**Task requirements**.
Note each line of the listing that contains the string "Мать", and copy it.

Stored data
%%

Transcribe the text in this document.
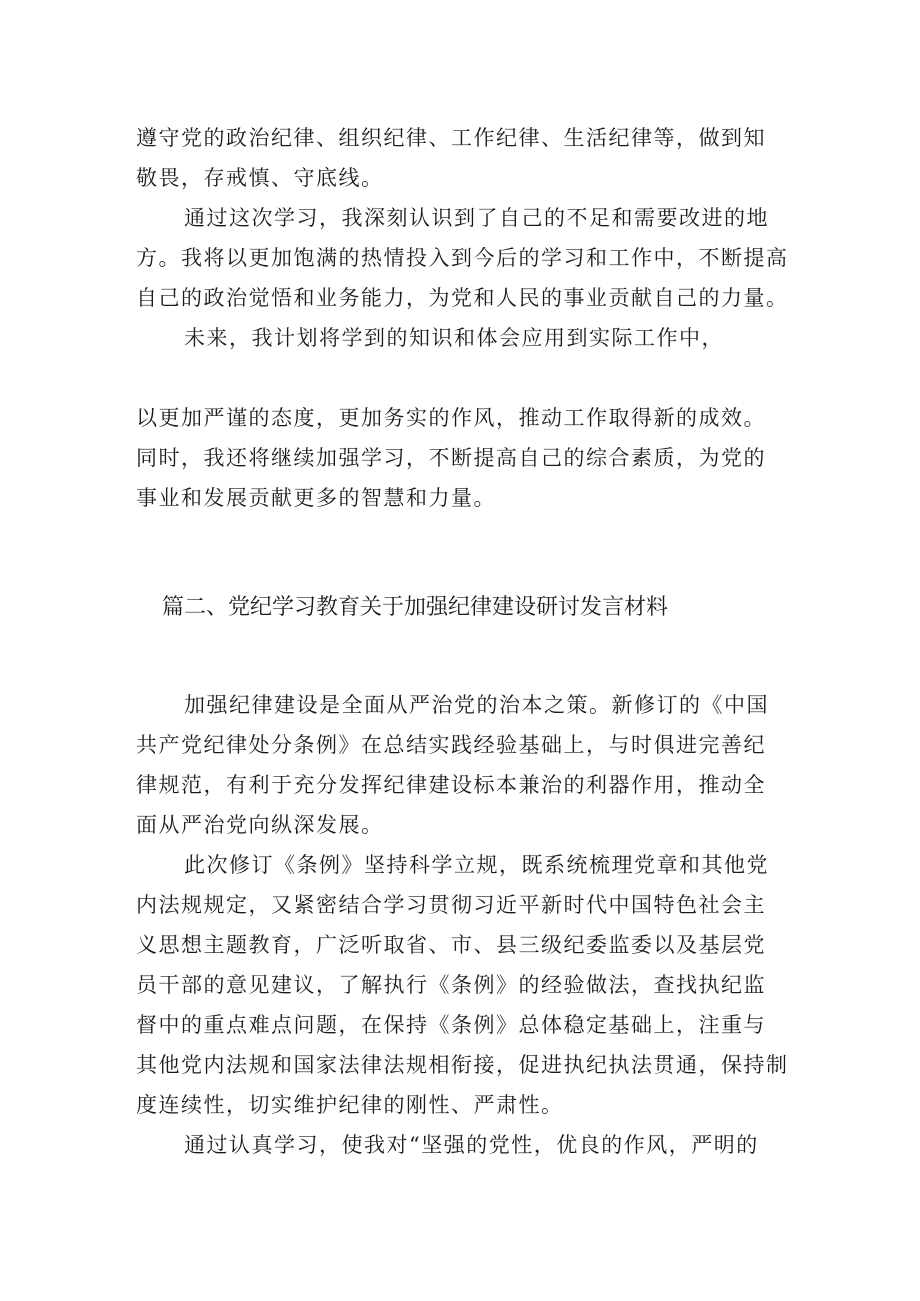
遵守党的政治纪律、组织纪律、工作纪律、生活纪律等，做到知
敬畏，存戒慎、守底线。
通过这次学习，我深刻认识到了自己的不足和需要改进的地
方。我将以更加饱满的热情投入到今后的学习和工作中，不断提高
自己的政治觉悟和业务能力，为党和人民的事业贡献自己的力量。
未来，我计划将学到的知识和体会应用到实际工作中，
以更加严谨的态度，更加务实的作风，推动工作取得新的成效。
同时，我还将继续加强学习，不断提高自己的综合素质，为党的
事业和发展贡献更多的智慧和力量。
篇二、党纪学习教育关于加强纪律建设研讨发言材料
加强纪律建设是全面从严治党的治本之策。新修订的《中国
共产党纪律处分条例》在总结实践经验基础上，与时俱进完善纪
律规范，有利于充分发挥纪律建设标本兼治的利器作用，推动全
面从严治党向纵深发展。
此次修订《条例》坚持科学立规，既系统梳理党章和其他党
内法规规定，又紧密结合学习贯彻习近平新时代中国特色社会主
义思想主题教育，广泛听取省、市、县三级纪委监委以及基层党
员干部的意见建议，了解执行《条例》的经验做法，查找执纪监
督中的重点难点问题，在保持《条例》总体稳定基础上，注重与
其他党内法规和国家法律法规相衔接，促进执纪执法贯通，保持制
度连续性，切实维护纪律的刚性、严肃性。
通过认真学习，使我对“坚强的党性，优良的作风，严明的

%%
%%

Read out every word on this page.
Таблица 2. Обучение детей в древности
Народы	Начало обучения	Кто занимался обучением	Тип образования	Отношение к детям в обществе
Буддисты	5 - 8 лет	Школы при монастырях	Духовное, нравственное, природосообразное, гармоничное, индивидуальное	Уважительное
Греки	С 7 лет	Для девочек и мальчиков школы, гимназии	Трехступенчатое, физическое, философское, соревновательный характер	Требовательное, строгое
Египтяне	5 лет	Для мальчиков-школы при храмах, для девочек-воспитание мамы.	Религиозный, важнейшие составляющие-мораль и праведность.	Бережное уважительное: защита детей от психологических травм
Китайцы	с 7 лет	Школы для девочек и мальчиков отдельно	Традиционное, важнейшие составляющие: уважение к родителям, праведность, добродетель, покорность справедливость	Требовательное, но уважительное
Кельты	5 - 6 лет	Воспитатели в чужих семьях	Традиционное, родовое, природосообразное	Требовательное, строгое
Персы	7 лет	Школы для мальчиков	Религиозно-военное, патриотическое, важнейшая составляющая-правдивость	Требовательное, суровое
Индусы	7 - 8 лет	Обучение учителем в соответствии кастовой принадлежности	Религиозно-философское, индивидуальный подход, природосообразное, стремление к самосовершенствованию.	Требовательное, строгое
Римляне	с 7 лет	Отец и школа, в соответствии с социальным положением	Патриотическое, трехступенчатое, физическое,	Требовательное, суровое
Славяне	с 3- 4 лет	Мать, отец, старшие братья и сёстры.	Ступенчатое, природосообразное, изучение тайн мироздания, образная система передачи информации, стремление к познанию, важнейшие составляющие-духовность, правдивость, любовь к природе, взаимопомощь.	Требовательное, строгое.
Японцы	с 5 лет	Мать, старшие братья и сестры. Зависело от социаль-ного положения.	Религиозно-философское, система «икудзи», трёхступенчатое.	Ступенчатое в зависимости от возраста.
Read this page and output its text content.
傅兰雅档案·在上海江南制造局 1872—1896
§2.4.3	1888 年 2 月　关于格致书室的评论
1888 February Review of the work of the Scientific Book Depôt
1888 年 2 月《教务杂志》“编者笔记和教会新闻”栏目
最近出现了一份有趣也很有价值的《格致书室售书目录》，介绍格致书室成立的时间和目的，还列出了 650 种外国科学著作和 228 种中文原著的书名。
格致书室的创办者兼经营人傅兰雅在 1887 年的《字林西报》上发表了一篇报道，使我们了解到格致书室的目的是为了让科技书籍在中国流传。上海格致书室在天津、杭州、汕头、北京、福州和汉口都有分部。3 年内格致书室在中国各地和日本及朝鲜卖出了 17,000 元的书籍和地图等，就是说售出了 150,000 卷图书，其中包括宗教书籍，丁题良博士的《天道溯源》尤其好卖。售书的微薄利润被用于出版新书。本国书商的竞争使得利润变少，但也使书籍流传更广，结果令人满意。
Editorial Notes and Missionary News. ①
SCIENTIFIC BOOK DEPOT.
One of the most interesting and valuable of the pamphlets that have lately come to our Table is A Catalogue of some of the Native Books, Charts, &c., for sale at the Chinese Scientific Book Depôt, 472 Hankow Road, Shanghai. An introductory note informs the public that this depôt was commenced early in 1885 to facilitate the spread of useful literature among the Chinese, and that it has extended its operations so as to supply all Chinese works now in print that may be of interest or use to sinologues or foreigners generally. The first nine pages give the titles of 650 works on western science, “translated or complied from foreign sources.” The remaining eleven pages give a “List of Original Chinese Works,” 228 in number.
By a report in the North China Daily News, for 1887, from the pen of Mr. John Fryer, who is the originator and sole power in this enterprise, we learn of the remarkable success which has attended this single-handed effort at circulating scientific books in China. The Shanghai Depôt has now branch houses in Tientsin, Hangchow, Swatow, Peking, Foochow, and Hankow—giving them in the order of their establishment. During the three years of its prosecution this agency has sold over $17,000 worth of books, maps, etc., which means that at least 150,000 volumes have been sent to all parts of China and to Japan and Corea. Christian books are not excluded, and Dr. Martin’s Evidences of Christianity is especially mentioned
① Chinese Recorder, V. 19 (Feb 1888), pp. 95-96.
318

%%
%%

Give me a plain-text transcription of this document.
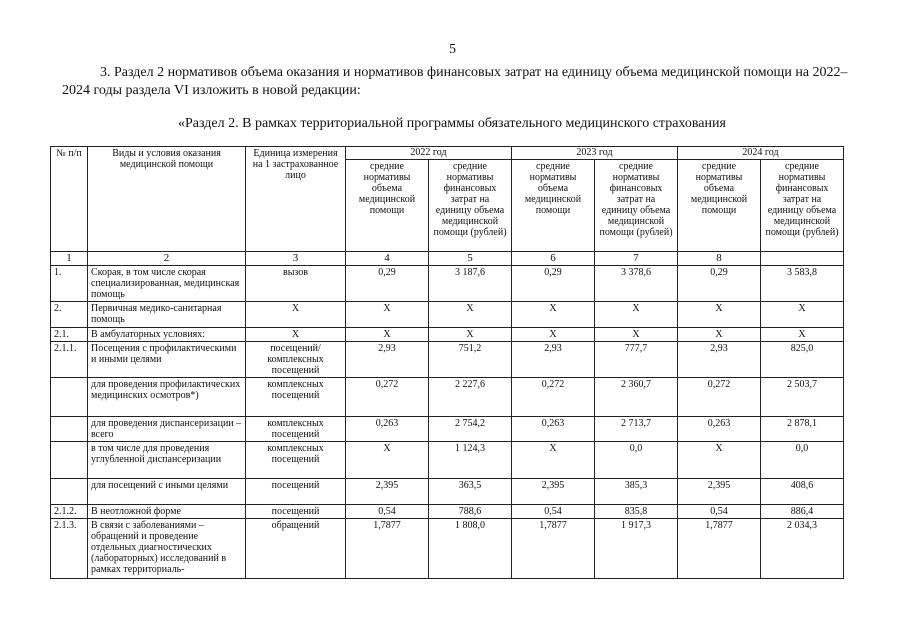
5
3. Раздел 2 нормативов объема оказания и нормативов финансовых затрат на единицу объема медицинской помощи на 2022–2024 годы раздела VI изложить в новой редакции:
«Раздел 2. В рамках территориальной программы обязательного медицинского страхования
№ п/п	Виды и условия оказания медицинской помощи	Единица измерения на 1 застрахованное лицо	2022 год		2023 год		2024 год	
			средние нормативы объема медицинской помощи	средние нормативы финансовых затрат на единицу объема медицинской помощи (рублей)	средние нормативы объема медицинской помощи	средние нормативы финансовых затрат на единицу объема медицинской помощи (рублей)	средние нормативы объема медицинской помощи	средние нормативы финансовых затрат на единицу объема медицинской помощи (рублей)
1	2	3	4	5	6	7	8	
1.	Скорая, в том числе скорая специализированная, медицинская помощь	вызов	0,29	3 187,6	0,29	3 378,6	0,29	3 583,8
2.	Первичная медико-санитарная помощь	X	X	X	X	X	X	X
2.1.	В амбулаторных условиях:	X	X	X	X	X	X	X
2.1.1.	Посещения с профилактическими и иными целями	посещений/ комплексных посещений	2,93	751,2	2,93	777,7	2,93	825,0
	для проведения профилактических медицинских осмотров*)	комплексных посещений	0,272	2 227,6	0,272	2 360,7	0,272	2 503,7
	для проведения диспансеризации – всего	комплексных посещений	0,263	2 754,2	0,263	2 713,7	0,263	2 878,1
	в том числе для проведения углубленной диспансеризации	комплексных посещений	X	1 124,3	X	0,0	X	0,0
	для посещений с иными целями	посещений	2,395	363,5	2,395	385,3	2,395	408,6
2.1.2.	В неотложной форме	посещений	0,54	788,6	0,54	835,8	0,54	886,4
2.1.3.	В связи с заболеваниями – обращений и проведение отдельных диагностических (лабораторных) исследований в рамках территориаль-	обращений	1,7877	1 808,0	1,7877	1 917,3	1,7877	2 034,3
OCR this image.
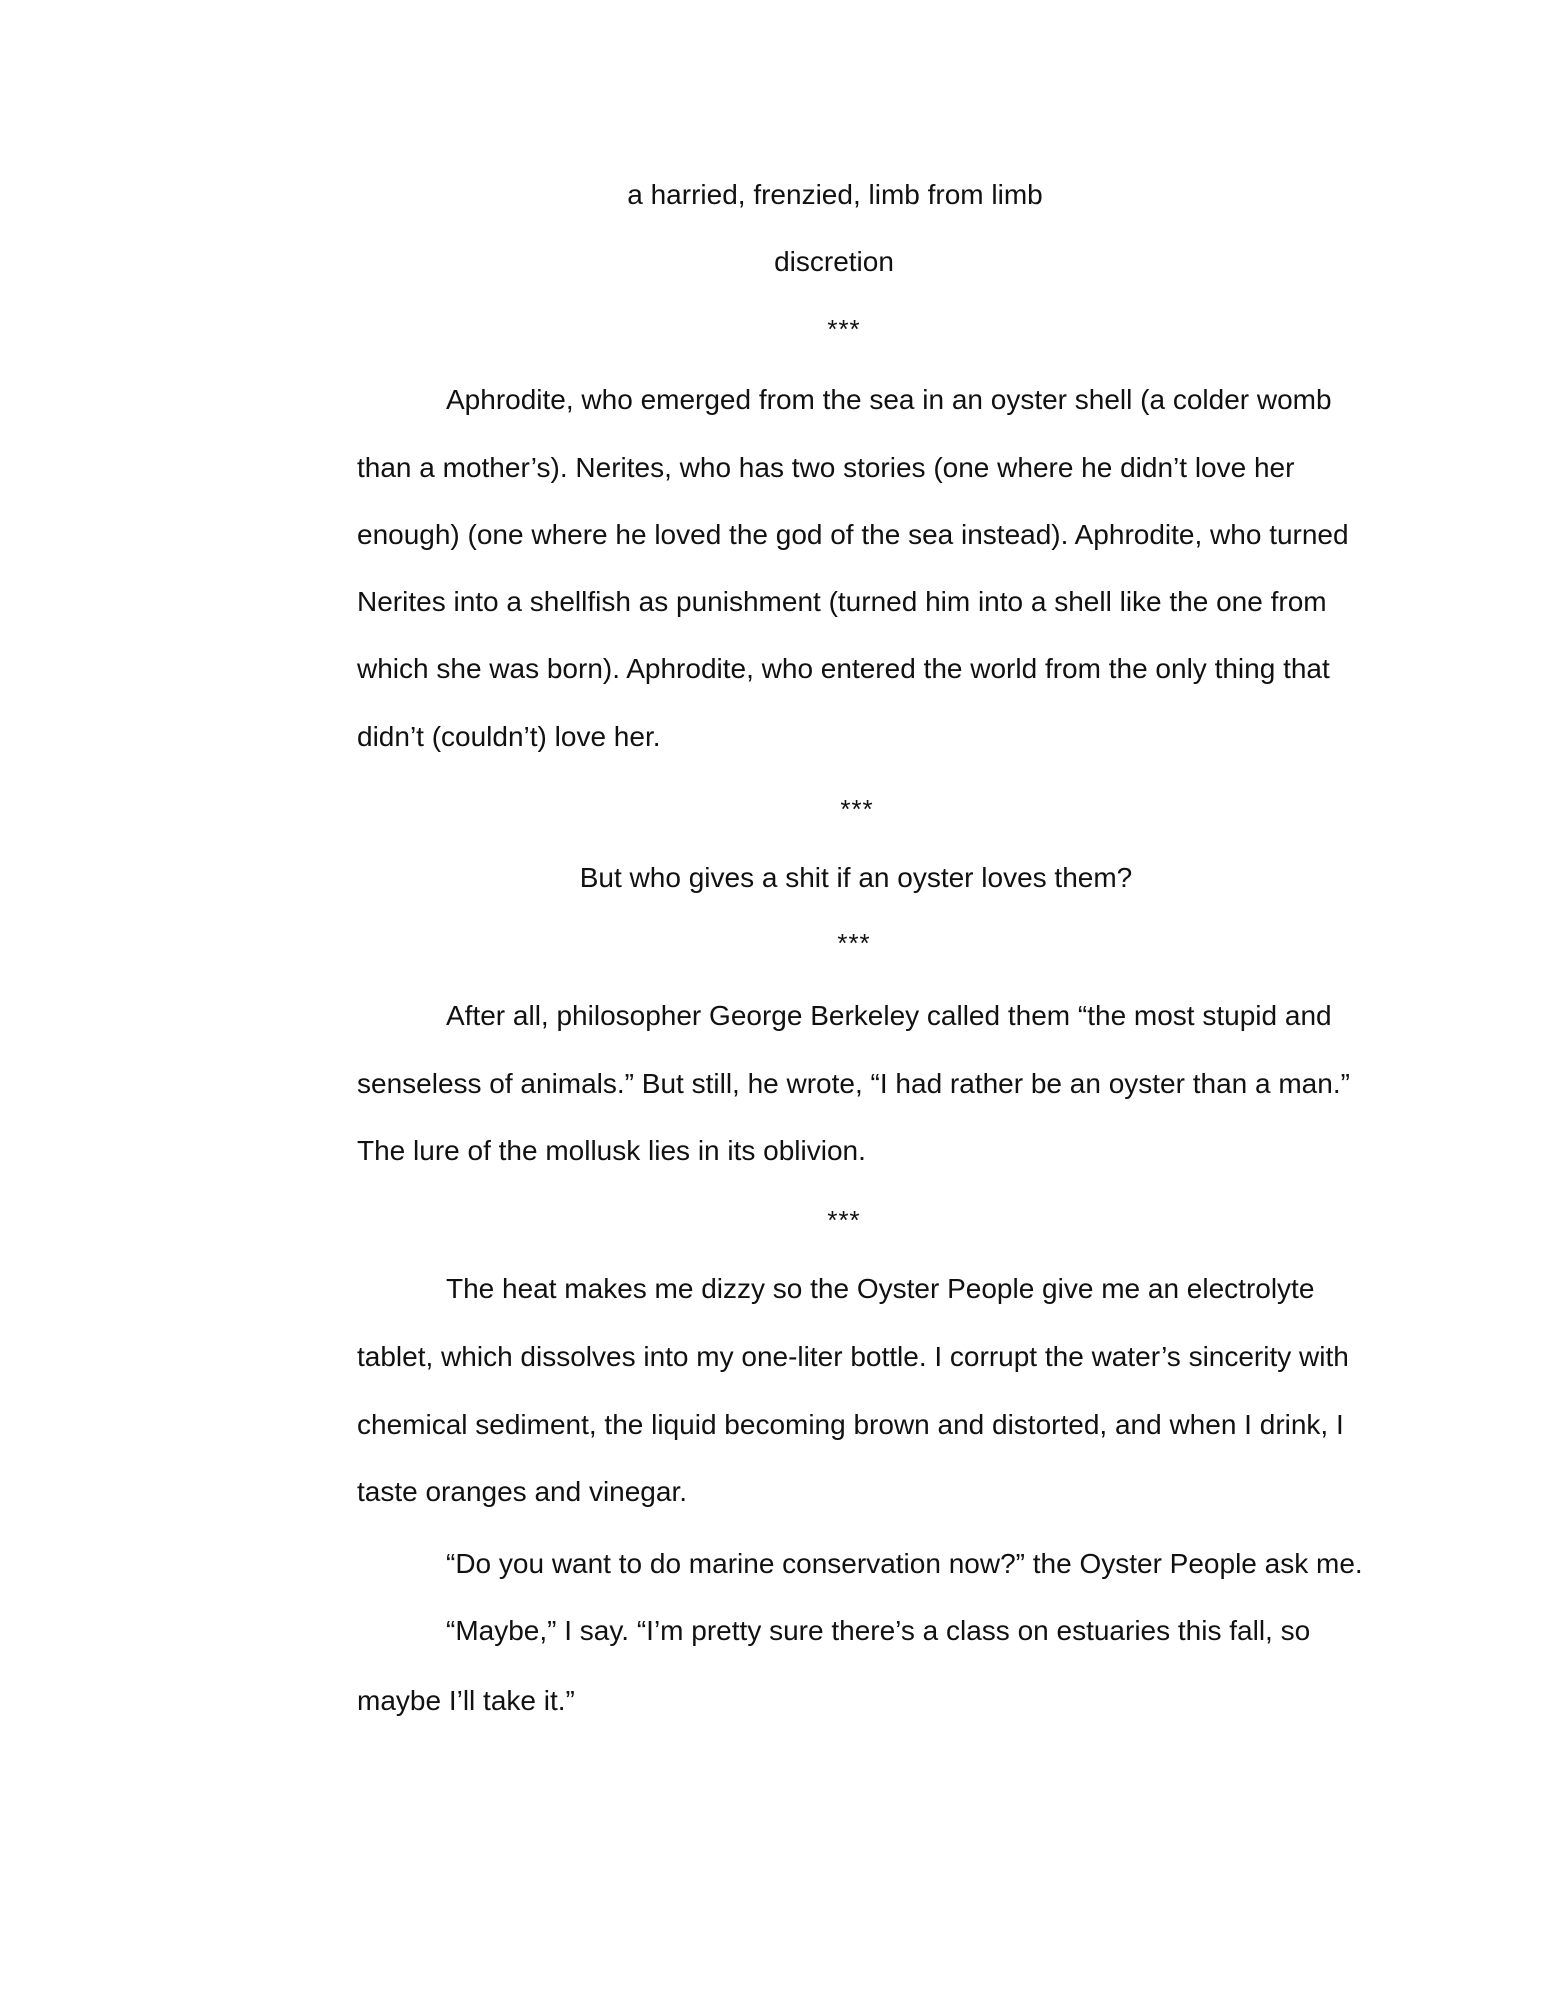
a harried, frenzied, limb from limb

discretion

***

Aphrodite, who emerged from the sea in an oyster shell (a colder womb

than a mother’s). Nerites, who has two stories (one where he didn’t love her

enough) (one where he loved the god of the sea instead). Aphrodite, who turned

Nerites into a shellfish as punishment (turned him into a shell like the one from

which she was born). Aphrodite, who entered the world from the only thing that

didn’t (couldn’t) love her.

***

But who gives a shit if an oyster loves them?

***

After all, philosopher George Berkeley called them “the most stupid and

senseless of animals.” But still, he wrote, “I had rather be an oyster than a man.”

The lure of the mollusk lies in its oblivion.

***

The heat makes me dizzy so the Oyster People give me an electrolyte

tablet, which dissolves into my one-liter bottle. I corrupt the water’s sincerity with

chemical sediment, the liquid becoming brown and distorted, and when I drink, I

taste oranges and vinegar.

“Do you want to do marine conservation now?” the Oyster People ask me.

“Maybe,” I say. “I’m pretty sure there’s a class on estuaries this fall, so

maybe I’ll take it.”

%%

**Result below**.
Славяне	с 3- 4 лет	Мать, отец, старшие братья и сёстры.	Ступенчатое, природосообразное, изучение тайн мироздания, образная система передачи информации, стремление к познанию, важнейшие составляющие-духовность, правдивость, любовь к природе, взаимопомощь.	Требовательное, строгое.
Японцы	с 5 лет	Мать, старшие братья и сестры. Зависело от социаль-ного положения.	Религиозно-философское, система «икудзи», трёхступенчатое.	Ступенчатое в зависимости от возраста.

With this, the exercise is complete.